§ **Task statement**
The records that follow must be repeated verbatim, every one of them.

§ **Records provided**

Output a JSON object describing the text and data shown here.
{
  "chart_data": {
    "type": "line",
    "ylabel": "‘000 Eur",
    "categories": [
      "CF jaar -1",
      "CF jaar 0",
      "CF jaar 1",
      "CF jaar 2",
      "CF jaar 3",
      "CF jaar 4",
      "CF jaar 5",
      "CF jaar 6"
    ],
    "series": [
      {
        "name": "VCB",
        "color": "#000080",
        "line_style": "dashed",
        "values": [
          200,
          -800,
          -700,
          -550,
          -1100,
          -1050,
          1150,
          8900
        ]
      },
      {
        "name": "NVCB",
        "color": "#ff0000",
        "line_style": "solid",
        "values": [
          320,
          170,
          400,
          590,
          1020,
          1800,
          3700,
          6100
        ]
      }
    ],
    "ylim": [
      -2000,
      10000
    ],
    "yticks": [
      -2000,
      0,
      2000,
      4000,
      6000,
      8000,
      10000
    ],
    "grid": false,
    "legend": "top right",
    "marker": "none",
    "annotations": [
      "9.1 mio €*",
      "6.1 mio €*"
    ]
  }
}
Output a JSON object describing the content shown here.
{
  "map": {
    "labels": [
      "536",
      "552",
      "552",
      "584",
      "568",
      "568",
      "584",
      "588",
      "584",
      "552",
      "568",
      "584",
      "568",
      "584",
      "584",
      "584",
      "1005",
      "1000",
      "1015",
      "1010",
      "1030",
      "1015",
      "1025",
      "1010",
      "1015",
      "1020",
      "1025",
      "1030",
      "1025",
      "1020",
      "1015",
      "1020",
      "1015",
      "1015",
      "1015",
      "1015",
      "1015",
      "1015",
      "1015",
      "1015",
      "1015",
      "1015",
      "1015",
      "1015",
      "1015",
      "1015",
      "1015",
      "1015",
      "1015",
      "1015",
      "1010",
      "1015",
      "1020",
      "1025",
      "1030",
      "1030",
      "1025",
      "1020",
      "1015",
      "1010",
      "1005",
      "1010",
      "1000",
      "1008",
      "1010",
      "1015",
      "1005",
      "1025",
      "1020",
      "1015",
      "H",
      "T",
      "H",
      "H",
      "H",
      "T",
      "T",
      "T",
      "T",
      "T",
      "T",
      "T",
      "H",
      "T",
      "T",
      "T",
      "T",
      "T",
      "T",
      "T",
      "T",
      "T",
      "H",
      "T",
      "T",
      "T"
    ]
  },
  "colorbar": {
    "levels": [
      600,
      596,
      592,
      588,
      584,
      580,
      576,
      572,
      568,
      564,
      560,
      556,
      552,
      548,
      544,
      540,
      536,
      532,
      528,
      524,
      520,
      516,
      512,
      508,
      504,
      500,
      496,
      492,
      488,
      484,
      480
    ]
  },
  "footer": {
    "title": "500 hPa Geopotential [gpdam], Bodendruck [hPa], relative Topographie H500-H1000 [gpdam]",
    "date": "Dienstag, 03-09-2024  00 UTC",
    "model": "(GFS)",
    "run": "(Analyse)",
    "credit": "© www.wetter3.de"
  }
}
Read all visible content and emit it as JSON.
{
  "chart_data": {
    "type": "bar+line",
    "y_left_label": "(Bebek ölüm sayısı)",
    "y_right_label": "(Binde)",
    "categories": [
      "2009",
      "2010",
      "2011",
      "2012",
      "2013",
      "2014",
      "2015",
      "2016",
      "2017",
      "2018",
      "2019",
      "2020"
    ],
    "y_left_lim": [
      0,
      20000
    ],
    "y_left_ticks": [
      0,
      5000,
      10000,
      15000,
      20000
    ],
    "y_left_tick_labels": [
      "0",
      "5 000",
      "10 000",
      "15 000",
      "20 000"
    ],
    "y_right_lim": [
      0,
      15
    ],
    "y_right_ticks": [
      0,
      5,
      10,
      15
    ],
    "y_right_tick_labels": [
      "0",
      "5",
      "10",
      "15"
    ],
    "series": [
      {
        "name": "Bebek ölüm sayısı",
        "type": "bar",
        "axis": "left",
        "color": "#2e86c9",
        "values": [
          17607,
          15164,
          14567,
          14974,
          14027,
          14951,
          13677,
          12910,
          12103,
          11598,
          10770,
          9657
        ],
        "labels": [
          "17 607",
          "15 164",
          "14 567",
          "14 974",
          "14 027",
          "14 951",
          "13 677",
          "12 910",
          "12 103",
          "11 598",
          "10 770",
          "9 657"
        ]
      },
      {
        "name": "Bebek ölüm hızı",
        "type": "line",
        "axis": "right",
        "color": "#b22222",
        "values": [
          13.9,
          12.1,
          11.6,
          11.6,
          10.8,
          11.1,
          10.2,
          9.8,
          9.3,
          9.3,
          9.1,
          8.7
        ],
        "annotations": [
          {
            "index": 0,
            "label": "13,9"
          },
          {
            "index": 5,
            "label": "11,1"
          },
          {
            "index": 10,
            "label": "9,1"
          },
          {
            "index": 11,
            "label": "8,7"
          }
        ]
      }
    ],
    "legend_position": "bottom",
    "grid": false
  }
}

§ **Answer for the task**
Output a JSON object describing the text and data shown here.
{
  "chart_data": {
    "type": "line",
    "ylabel": "‘000 Eur",
    "categories": [
      "CF jaar -1",
      "CF jaar 0",
      "CF jaar 1",
      "CF jaar 2",
      "CF jaar 3",
      "CF jaar 4",
      "CF jaar 5",
      "CF jaar 6"
    ],
    "series": [
      {
        "name": "VCB",
        "color": "#000080",
        "line_style": "dashed",
        "values": [
          200,
          -800,
          -700,
          -550,
          -1100,
          -1050,
          1150,
          8900
        ]
      },
      {
        "name": "NVCB",
        "color": "#ff0000",
        "line_style": "solid",
        "values": [
          320,
          170,
          400,
          590,
          1020,
          1800,
          3700,
          6100
        ]
      }
    ],
    "ylim": [
      -2000,
      10000
    ],
    "yticks": [
      -2000,
      0,
      2000,
      4000,
      6000,
      8000,
      10000
    ],
    "grid": false,
    "legend": "top right",
    "marker": "none",
    "annotations": [
      "9.1 mio €*",
      "6.1 mio €*"
    ]
  }
}
Output a JSON object describing the content shown here.
{
  "map": {
    "labels": [
      "536",
      "552",
      "552",
      "584",
      "568",
      "568",
      "584",
      "588",
      "584",
      "552",
      "568",
      "584",
      "568",
      "584",
      "584",
      "584",
      "1005",
      "1000",
      "1015",
      "1010",
      "1030",
      "1015",
      "1025",
      "1010",
      "1015",
      "1020",
      "1025",
      "1030",
      "1025",
      "1020",
      "1015",
      "1020",
      "1015",
      "1015",
      "1015",
      "1015",
      "1015",
      "1015",
      "1015",
      "1015",
      "1015",
      "1015",
      "1015",
      "1015",
      "1015",
      "1015",
      "1015",
      "1015",
      "1015",
      "1015",
      "1010",
      "1015",
      "1020",
      "1025",
      "1030",
      "1030",
      "1025",
      "1020",
      "1015",
      "1010",
      "1005",
      "1010",
      "1000",
      "1008",
      "1010",
      "1015",
      "1005",
      "1025",
      "1020",
      "1015",
      "H",
      "T",
      "H",
      "H",
      "H",
      "T",
      "T",
      "T",
      "T",
      "T",
      "T",
      "T",
      "H",
      "T",
      "T",
      "T",
      "T",
      "T",
      "T",
      "T",
      "T",
      "T",
      "H",
      "T",
      "T",
      "T"
    ]
  },
  "colorbar": {
    "levels": [
      600,
      596,
      592,
      588,
      584,
      580,
      576,
      572,
      568,
      564,
      560,
      556,
      552,
      548,
      544,
      540,
      536,
      532,
      528,
      524,
      520,
      516,
      512,
      508,
      504,
      500,
      496,
      492,
      488,
      484,
      480
    ]
  },
  "footer": {
    "title": "500 hPa Geopotential [gpdam], Bodendruck [hPa], relative Topographie H500-H1000 [gpdam]",
    "date": "Dienstag, 03-09-2024  00 UTC",
    "model": "(GFS)",
    "run": "(Analyse)",
    "credit": "© www.wetter3.de"
  }
}
Read all visible content and emit it as JSON.
{
  "chart_data": {
    "type": "bar+line",
    "y_left_label": "(Bebek ölüm sayısı)",
    "y_right_label": "(Binde)",
    "categories": [
      "2009",
      "2010",
      "2011",
      "2012",
      "2013",
      "2014",
      "2015",
      "2016",
      "2017",
      "2018",
      "2019",
      "2020"
    ],
    "y_left_lim": [
      0,
      20000
    ],
    "y_left_ticks": [
      0,
      5000,
      10000,
      15000,
      20000
    ],
    "y_left_tick_labels": [
      "0",
      "5 000",
      "10 000",
      "15 000",
      "20 000"
    ],
    "y_right_lim": [
      0,
      15
    ],
    "y_right_ticks": [
      0,
      5,
      10,
      15
    ],
    "y_right_tick_labels": [
      "0",
      "5",
      "10",
      "15"
    ],
    "series": [
      {
        "name": "Bebek ölüm sayısı",
        "type": "bar",
        "axis": "left",
        "color": "#2e86c9",
        "values": [
          17607,
          15164,
          14567,
          14974,
          14027,
          14951,
          13677,
          12910,
          12103,
          11598,
          10770,
          9657
        ],
        "labels": [
          "17 607",
          "15 164",
          "14 567",
          "14 974",
          "14 027",
          "14 951",
          "13 677",
          "12 910",
          "12 103",
          "11 598",
          "10 770",
          "9 657"
        ]
      },
      {
        "name": "Bebek ölüm hızı",
        "type": "line",
        "axis": "right",
        "color": "#b22222",
        "values": [
          13.9,
          12.1,
          11.6,
          11.6,
          10.8,
          11.1,
          10.2,
          9.8,
          9.3,
          9.3,
          9.1,
          8.7
        ],
        "annotations": [
          {
            "index": 0,
            "label": "13,9"
          },
          {
            "index": 5,
            "label": "11,1"
          },
          {
            "index": 10,
            "label": "9,1"
          },
          {
            "index": 11,
            "label": "8,7"
          }
        ]
      }
    ],
    "legend_position": "bottom",
    "grid": false
  }
}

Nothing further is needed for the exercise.